> _DATA IN THIS EXERCISE_:
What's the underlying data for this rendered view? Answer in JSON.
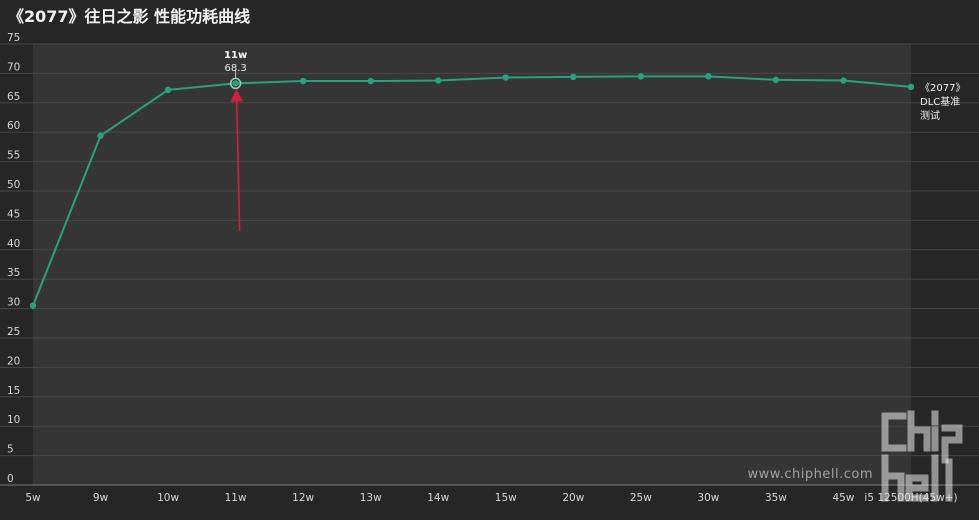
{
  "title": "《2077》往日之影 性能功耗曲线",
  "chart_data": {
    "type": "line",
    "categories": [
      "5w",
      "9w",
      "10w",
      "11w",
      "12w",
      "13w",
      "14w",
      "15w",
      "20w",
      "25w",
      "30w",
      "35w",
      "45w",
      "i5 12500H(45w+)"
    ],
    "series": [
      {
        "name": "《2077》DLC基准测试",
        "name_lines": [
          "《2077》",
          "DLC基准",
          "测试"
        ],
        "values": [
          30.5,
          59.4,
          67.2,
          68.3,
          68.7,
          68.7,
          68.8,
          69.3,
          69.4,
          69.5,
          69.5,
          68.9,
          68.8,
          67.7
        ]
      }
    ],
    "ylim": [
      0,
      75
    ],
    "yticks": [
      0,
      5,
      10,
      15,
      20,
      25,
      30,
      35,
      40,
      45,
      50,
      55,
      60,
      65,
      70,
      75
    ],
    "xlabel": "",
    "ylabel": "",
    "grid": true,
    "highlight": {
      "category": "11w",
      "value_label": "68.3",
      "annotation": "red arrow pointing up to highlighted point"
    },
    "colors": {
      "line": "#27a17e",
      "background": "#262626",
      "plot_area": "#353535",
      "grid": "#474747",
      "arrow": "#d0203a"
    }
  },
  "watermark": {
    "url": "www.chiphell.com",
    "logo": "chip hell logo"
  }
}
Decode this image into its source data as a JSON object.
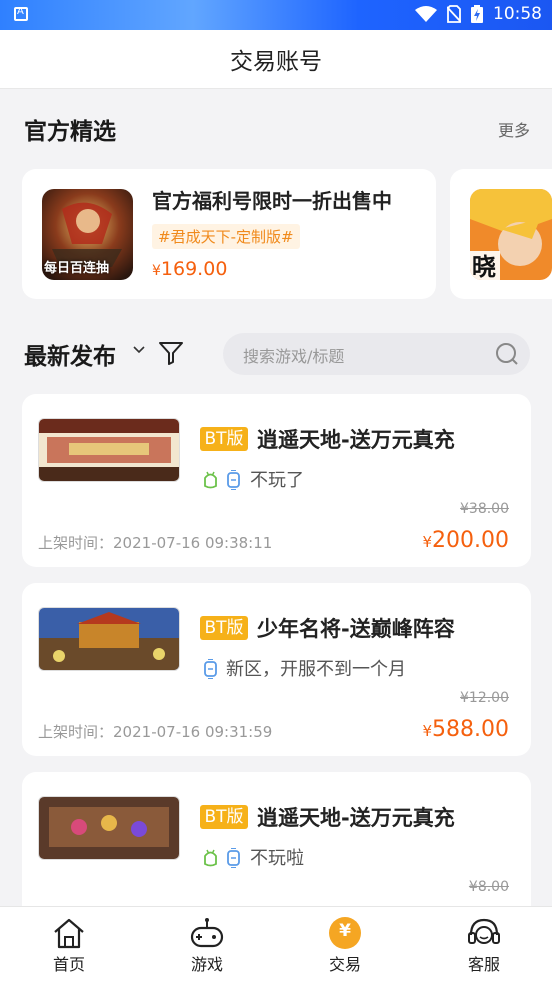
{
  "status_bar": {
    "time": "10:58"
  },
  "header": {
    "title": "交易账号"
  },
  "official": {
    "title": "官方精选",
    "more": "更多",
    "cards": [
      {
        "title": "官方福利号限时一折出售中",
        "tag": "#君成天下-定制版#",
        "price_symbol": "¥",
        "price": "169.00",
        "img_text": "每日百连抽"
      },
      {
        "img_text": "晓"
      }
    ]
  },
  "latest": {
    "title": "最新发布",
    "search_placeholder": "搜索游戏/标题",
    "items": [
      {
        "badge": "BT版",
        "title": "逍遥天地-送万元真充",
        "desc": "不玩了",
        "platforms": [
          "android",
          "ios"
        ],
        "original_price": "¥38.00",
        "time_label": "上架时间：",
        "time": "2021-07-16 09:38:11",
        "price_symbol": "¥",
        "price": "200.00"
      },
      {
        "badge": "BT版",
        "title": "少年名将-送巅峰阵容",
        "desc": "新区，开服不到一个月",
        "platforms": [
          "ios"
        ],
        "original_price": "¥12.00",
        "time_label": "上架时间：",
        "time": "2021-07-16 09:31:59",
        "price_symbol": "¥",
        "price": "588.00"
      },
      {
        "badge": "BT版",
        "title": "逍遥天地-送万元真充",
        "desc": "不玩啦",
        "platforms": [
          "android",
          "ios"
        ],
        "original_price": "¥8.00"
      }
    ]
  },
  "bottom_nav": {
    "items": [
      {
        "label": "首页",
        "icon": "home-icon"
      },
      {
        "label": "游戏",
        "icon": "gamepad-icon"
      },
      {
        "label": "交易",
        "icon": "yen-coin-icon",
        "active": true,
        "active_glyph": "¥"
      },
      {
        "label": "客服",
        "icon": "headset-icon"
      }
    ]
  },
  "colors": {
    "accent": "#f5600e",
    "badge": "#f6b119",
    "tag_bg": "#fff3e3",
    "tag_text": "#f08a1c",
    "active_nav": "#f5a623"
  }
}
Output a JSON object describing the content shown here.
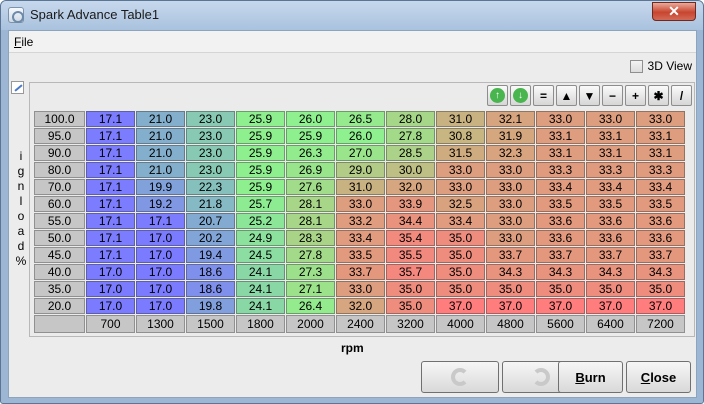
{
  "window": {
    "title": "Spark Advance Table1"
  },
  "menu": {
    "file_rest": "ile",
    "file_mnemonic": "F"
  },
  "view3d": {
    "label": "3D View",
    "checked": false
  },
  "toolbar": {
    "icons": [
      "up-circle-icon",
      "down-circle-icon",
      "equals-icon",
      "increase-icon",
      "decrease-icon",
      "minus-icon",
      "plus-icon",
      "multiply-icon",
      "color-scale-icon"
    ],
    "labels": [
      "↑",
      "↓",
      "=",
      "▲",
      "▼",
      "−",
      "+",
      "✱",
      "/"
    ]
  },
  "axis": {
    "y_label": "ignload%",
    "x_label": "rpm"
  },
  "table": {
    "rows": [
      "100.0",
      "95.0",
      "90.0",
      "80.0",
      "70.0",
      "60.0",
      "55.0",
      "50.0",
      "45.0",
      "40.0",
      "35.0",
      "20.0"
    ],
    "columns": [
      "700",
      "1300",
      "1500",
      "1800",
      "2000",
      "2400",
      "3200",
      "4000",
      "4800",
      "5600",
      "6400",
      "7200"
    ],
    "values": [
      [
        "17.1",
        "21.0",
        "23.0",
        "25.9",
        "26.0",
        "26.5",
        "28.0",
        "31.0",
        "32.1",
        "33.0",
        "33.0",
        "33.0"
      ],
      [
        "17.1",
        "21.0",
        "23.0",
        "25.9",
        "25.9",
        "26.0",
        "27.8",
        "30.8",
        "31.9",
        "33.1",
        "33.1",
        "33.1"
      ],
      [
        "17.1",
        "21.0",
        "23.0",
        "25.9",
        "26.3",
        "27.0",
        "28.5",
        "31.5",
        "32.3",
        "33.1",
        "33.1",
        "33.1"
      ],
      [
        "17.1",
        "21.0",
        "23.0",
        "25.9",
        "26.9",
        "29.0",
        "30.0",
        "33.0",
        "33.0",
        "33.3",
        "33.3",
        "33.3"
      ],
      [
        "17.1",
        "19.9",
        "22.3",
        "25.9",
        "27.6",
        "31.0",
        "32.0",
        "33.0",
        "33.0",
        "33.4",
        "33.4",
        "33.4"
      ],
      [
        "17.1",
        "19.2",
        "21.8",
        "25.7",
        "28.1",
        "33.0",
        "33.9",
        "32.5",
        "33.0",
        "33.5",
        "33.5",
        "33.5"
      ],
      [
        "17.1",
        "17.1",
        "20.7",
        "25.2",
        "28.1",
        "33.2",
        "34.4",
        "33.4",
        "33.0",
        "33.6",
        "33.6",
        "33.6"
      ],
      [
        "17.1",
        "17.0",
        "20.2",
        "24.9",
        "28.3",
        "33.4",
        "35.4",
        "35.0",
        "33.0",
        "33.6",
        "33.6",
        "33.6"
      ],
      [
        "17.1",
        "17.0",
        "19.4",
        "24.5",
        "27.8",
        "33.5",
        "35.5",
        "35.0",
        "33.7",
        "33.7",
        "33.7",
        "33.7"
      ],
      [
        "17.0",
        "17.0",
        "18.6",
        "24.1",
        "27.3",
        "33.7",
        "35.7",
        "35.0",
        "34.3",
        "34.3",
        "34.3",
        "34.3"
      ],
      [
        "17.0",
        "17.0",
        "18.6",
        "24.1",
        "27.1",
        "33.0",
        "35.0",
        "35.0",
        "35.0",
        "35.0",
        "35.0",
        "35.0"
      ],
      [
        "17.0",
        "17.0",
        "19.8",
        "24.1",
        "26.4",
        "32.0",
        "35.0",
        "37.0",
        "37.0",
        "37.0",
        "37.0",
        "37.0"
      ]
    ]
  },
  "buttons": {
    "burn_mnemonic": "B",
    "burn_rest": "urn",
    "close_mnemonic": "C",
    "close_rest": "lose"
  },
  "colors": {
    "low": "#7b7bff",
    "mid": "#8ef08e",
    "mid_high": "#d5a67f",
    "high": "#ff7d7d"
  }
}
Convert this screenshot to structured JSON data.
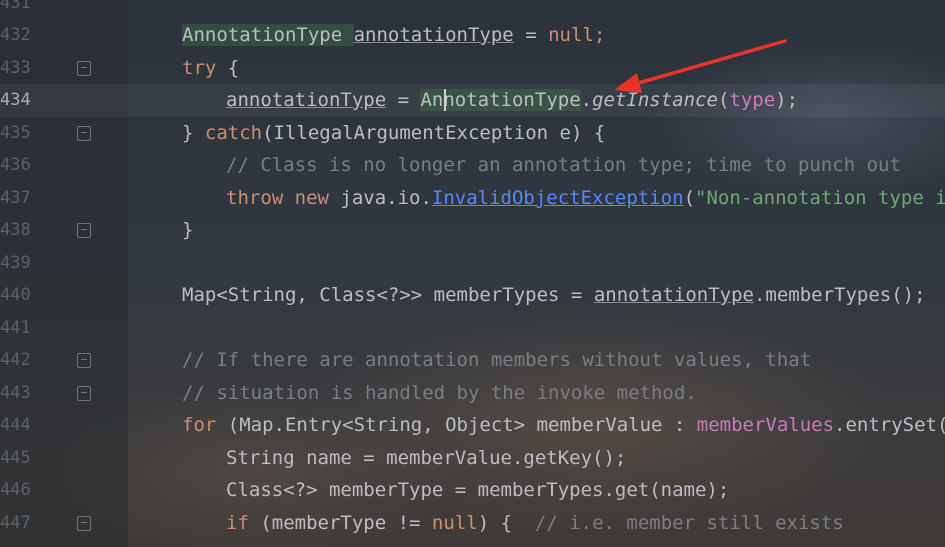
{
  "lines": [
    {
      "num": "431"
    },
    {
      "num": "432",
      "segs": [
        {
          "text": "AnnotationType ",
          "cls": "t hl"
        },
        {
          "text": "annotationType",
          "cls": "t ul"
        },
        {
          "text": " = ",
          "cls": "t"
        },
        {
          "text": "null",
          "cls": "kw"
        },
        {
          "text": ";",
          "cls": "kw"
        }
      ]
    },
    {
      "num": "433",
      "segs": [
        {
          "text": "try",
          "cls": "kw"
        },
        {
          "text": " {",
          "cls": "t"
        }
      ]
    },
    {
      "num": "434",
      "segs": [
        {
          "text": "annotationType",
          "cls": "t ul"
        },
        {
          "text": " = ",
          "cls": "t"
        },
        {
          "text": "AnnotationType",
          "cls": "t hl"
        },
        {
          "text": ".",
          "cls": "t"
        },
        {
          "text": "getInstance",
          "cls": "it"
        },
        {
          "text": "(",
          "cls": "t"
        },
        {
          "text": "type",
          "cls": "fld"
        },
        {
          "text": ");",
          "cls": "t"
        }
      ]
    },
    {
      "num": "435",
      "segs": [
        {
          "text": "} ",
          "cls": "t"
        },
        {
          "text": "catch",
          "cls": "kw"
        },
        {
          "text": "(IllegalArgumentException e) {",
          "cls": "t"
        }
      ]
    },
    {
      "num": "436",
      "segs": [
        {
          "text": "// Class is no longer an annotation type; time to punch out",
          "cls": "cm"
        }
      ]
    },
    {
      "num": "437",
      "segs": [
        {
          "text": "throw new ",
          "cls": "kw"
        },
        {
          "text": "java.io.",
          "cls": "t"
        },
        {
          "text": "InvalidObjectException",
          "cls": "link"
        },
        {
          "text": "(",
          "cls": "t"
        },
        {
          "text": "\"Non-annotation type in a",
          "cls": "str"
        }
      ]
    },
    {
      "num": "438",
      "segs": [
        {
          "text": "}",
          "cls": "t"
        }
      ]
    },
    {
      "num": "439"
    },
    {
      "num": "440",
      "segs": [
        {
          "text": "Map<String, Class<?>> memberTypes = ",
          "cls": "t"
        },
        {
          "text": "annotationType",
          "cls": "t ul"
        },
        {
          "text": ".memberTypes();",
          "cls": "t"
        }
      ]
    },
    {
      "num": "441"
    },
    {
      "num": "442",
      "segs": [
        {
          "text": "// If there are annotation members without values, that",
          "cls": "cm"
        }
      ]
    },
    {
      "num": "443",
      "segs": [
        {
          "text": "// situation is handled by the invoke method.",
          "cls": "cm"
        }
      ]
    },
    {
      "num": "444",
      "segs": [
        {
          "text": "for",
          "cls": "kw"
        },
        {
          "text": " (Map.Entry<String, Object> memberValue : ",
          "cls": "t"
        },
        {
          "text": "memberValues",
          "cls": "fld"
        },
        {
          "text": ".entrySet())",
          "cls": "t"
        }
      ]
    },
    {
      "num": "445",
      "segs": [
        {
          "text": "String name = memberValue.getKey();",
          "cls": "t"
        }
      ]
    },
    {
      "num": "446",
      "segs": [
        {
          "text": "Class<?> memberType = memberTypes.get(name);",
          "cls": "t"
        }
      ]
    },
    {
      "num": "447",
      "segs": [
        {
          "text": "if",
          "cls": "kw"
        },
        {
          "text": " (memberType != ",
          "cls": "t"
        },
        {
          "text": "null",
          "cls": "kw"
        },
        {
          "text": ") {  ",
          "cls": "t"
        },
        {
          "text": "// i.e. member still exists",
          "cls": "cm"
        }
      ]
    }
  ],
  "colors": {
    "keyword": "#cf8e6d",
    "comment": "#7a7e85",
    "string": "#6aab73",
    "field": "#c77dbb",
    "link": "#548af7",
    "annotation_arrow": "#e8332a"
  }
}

> _AIM OF THE TASK_: Pick out each line in the material containing "Class".

> _THE REPLY_:
          "text": "// Class is no longer an annotation type; time to punch out",
          "text": "Map<String, Class<?>> memberTypes = ",
          "text": "Class<?> memberType = memberTypes.get(name);",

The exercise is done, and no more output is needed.